Excerpt from a dataset:
━━━

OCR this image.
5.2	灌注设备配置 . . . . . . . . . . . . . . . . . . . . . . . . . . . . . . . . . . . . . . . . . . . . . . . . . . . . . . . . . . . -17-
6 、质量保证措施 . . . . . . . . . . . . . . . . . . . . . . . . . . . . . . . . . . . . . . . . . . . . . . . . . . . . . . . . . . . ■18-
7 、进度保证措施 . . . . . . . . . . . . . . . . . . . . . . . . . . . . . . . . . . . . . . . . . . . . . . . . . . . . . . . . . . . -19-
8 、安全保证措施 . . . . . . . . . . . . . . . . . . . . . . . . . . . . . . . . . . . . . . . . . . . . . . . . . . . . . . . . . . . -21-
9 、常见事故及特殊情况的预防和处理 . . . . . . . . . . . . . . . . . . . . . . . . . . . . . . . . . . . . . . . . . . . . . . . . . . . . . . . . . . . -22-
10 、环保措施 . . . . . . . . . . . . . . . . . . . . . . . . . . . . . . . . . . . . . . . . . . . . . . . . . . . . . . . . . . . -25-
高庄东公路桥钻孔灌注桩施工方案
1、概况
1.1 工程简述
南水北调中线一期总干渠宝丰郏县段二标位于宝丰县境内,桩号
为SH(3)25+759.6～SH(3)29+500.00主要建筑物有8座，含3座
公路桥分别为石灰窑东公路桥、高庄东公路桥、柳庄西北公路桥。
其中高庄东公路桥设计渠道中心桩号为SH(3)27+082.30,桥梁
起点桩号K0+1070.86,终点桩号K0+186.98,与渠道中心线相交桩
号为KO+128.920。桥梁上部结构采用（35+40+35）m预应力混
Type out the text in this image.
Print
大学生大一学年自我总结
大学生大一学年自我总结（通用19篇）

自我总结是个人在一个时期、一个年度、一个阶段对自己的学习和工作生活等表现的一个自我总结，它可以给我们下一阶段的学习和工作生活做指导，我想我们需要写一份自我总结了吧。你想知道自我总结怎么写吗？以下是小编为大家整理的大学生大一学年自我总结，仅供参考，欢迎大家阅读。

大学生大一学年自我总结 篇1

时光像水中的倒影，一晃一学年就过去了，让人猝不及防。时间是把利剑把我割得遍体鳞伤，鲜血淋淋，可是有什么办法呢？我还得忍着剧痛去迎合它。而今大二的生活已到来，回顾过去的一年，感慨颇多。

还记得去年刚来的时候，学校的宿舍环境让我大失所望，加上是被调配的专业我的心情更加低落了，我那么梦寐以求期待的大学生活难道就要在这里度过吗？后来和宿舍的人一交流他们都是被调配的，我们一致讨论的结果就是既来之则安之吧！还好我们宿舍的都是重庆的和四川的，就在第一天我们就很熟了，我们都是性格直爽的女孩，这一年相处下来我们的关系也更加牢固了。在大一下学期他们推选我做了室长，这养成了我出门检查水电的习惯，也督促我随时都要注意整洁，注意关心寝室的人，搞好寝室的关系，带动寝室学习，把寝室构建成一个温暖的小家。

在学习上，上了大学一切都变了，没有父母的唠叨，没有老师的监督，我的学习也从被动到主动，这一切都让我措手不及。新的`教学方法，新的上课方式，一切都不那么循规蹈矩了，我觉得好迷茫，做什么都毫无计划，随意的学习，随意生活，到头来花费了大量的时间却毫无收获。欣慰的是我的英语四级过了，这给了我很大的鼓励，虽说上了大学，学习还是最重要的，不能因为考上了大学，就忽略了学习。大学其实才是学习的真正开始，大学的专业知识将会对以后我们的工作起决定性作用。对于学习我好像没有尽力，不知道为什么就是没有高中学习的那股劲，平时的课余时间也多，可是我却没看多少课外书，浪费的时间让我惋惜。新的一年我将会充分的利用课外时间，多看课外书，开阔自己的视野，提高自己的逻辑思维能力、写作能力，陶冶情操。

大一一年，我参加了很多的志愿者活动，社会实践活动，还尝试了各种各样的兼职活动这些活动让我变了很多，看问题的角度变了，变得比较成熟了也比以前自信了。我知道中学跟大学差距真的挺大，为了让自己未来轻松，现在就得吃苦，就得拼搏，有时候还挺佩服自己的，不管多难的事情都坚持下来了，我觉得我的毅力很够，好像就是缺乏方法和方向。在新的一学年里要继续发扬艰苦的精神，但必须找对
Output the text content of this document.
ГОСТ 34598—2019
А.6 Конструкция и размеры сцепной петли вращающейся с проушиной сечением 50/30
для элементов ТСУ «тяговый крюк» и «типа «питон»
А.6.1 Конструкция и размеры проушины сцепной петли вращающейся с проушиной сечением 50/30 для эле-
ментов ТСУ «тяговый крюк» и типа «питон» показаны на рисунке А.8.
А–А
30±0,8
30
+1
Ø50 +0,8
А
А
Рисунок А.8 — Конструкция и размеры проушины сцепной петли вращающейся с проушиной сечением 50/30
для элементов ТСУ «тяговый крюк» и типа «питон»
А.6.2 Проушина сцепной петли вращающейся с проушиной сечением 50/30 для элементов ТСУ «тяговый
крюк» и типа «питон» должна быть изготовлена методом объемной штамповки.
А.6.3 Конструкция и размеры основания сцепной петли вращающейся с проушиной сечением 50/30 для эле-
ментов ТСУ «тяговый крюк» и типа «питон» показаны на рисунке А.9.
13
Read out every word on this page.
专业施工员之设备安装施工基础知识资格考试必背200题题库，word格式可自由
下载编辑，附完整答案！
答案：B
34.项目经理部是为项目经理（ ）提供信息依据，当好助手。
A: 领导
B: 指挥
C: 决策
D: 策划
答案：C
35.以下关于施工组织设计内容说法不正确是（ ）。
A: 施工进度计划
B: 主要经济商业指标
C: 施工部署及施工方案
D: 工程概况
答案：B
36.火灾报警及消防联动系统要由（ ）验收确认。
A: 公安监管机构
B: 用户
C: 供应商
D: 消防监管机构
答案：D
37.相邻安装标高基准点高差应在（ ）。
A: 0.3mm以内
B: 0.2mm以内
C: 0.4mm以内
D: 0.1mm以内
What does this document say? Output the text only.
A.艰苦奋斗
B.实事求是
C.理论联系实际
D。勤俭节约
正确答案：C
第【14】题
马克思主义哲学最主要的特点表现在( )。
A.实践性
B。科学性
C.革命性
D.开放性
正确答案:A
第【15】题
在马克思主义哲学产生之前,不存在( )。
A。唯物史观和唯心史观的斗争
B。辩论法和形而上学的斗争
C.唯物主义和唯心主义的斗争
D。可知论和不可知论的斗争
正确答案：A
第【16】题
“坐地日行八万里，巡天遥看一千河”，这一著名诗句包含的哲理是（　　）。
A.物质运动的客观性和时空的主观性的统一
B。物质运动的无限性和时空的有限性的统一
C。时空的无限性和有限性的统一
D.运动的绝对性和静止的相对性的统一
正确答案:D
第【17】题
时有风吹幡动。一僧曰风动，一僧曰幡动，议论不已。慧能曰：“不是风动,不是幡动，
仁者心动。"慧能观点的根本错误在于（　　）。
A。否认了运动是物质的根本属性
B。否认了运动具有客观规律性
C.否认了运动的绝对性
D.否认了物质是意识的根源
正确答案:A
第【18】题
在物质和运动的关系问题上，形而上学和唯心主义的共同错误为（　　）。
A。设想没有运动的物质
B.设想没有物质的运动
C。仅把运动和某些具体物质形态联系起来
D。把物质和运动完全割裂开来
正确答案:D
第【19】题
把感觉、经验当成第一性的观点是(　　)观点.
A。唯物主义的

━━━

◆ Given problem
From the listing above, collect every line that mentions the word "image".

◆ Result of the exercise
OCR this image.
Type out the text in this image.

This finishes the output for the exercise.